■ ENTRIES SHOWN:

====

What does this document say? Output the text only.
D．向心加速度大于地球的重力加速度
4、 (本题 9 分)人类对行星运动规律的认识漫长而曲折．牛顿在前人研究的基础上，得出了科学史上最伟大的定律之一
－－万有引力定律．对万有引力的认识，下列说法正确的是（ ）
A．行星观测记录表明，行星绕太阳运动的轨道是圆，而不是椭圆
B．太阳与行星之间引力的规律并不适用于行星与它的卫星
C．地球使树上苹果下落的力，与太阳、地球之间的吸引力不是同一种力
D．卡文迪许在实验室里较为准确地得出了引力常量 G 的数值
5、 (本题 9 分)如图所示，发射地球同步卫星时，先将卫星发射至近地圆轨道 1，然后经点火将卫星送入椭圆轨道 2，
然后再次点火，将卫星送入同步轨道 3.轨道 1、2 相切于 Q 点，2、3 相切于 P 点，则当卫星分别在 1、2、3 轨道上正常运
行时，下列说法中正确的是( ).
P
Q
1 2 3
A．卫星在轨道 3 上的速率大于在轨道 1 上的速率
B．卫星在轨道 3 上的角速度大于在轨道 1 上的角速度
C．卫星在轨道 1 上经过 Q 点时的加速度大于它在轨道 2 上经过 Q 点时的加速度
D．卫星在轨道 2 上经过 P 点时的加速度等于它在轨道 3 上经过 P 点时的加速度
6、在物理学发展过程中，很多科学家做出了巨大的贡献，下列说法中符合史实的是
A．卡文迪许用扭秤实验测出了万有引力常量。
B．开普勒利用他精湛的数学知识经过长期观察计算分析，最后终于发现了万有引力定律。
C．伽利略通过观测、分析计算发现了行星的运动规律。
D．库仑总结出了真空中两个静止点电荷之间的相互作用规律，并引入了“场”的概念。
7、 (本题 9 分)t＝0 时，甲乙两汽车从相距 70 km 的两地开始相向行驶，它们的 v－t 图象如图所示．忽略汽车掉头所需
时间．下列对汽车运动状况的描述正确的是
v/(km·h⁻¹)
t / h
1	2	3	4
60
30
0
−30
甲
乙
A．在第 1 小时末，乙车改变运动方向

====

■ DIRECTIVE: Determine the count of lines in the data above with the string "卫星在轨道" in them, and give that count alone.

■ CORRECT RESULT: 4